◆ Requirement
The listing below must be given again in full, exactly.

Data extracts Start Marker

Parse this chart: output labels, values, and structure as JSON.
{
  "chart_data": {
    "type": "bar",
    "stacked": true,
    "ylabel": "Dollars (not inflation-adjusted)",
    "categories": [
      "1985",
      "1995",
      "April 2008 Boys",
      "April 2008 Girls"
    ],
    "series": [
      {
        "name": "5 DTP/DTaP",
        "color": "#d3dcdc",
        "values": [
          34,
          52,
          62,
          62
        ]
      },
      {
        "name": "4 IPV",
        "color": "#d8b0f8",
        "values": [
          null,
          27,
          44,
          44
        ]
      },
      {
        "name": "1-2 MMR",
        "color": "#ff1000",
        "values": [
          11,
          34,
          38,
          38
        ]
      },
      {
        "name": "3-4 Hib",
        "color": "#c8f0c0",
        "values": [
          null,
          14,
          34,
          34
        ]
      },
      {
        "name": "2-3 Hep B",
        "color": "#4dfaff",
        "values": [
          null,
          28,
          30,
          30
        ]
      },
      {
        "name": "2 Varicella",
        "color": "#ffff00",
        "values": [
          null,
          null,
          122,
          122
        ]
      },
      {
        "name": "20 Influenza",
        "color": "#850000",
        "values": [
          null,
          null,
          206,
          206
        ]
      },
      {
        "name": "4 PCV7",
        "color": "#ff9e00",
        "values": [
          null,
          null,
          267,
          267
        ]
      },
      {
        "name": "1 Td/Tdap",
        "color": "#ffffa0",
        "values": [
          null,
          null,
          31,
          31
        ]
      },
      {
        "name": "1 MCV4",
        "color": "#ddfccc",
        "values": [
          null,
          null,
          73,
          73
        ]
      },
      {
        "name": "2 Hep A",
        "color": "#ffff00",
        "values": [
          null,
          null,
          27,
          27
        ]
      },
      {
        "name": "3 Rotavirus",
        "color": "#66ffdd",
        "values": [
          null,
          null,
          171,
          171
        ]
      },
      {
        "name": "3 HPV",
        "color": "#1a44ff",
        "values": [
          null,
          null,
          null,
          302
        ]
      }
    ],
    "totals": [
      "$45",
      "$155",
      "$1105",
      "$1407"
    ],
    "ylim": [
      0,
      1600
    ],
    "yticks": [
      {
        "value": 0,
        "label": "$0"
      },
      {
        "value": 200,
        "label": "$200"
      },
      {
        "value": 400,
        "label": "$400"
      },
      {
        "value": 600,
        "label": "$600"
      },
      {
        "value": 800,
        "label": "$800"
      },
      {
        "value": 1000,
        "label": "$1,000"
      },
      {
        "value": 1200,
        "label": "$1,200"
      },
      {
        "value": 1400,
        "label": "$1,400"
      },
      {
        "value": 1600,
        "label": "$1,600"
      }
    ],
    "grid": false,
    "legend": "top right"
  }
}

Data extracts End Marker

◆ Solution
Parse this chart: output labels, values, and structure as JSON.
{
  "chart_data": {
    "type": "bar",
    "stacked": true,
    "ylabel": "Dollars (not inflation-adjusted)",
    "categories": [
      "1985",
      "1995",
      "April 2008 Boys",
      "April 2008 Girls"
    ],
    "series": [
      {
        "name": "5 DTP/DTaP",
        "color": "#d3dcdc",
        "values": [
          34,
          52,
          62,
          62
        ]
      },
      {
        "name": "4 IPV",
        "color": "#d8b0f8",
        "values": [
          null,
          27,
          44,
          44
        ]
      },
      {
        "name": "1-2 MMR",
        "color": "#ff1000",
        "values": [
          11,
          34,
          38,
          38
        ]
      },
      {
        "name": "3-4 Hib",
        "color": "#c8f0c0",
        "values": [
          null,
          14,
          34,
          34
        ]
      },
      {
        "name": "2-3 Hep B",
        "color": "#4dfaff",
        "values": [
          null,
          28,
          30,
          30
        ]
      },
      {
        "name": "2 Varicella",
        "color": "#ffff00",
        "values": [
          null,
          null,
          122,
          122
        ]
      },
      {
        "name": "20 Influenza",
        "color": "#850000",
        "values": [
          null,
          null,
          206,
          206
        ]
      },
      {
        "name": "4 PCV7",
        "color": "#ff9e00",
        "values": [
          null,
          null,
          267,
          267
        ]
      },
      {
        "name": "1 Td/Tdap",
        "color": "#ffffa0",
        "values": [
          null,
          null,
          31,
          31
        ]
      },
      {
        "name": "1 MCV4",
        "color": "#ddfccc",
        "values": [
          null,
          null,
          73,
          73
        ]
      },
      {
        "name": "2 Hep A",
        "color": "#ffff00",
        "values": [
          null,
          null,
          27,
          27
        ]
      },
      {
        "name": "3 Rotavirus",
        "color": "#66ffdd",
        "values": [
          null,
          null,
          171,
          171
        ]
      },
      {
        "name": "3 HPV",
        "color": "#1a44ff",
        "values": [
          null,
          null,
          null,
          302
        ]
      }
    ],
    "totals": [
      "$45",
      "$155",
      "$1105",
      "$1407"
    ],
    "ylim": [
      0,
      1600
    ],
    "yticks": [
      {
        "value": 0,
        "label": "$0"
      },
      {
        "value": 200,
        "label": "$200"
      },
      {
        "value": 400,
        "label": "$400"
      },
      {
        "value": 600,
        "label": "$600"
      },
      {
        "value": 800,
        "label": "$800"
      },
      {
        "value": 1000,
        "label": "$1,000"
      },
      {
        "value": 1200,
        "label": "$1,200"
      },
      {
        "value": 1400,
        "label": "$1,400"
      },
      {
        "value": 1600,
        "label": "$1,600"
      }
    ],
    "grid": false,
    "legend": "top right"
  }
}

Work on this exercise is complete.